| SELECTED PASSAGE |
Wednesday, September 29, 2010
Marketing Daily is reporting on a Forrester Research survey that claims that the mobile device is the most used electronic device.
I hope they didn't spend too much money figuring this out. They could have given me just half of it and I would have told them the same answer.
Thursday, September 16, 2010
Mobile Marketer Daily recently published an article entitled 7 Key Trends Mobile Marketers Need to Know. This was a review of a keynote speech by Noah Elkin, senior analyst at eMarketer New York.
Go ahead and read the article. Or I'll give you the Cole's notes version here:
1) Mobile usage has become pervasive
2) Mobile devices and platforms have experienced dramatic evolution
3) The device market is shifting in favour of smartphones, and the US is driving much of the demand
4) Increased ownership of smart devices is driving mobile internet growth
5) Communication modes are undergoing a significant shift
6) The base of mobile content users will continue to see strong growth
7) Tablets are changing the face of mobility and computing.

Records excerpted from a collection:
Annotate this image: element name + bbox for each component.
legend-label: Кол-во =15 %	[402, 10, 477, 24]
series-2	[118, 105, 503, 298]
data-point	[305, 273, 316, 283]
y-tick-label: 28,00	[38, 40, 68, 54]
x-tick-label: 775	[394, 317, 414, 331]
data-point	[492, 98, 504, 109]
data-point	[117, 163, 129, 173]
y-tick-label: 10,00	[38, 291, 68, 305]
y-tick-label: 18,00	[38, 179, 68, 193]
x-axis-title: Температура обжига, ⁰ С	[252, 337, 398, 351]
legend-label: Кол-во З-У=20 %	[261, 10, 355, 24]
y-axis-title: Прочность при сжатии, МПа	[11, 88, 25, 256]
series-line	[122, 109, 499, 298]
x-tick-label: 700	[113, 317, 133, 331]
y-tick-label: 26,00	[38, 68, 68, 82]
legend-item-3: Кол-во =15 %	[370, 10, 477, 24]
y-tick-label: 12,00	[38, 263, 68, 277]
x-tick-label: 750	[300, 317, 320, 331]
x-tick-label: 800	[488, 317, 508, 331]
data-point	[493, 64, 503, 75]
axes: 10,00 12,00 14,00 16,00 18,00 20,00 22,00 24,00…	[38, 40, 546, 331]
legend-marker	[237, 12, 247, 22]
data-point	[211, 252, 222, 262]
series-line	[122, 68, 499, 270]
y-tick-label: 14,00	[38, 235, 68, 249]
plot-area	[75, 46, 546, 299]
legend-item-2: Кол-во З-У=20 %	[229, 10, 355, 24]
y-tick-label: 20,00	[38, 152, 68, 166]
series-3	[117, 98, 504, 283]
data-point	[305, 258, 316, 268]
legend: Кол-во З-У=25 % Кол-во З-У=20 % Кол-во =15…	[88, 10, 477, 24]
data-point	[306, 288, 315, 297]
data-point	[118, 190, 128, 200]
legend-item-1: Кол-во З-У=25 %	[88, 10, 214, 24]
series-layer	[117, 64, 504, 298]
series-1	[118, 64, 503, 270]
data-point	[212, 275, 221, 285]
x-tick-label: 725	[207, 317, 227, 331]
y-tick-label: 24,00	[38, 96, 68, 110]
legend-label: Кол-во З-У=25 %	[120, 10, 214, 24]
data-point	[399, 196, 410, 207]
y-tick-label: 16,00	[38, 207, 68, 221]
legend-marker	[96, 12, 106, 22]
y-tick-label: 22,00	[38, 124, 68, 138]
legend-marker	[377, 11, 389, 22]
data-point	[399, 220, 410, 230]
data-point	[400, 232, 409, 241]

| WORK INSTRUCTION |
Please reproduce, word for word, the stretch of the mobile marketing posts from "Thursday, September 16, 2010" through "mobility and computing.".

| EXERCISE ANSWER |
Thursday, September 16, 2010
Mobile Marketer Daily recently published an article entitled 7 Key Trends Mobile Marketers Need to Know. This was a review of a keynote speech by Noah Elkin, senior analyst at eMarketer New York.
Go ahead and read the article. Or I'll give you the Cole's notes version here:
1) Mobile usage has become pervasive
2) Mobile devices and platforms have experienced dramatic evolution
3) The device market is shifting in favour of smartphones, and the US is driving much of the demand
4) Increased ownership of smart devices is driving mobile internet growth
5) Communication modes are undergoing a significant shift
6) The base of mobile content users will continue to see strong growth
7) Tablets are changing the face of mobility and computing.